--- SUPPLIED MATERIAL ---

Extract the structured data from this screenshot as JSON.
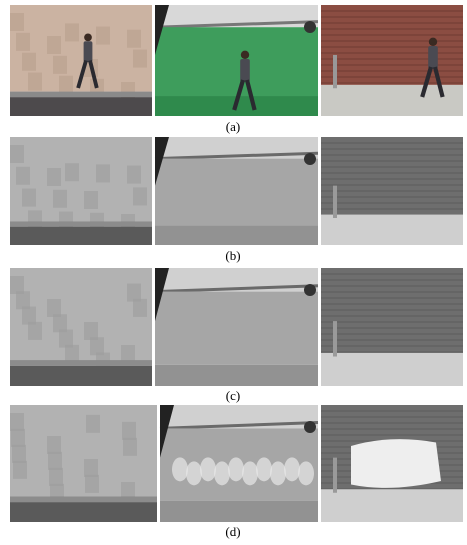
{
  "figure": {
    "rows": [
      {
        "label": "(a)"
      },
      {
        "label": "(b)"
      },
      {
        "label": "(c)"
      },
      {
        "label": "(d)"
      }
    ]
  }
}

---

INSTRUCTIONS TO FOLLOW. Pictures don't belong in the copy. Restate all the entries exactly.

REPLY TO THE TASK.
Extract the structured data from this screenshot as JSON.
{
  "figure": {
    "rows": [
      {
        "label": "(a)"
      },
      {
        "label": "(b)"
      },
      {
        "label": "(c)"
      },
      {
        "label": "(d)"
      }
    ]
  }
}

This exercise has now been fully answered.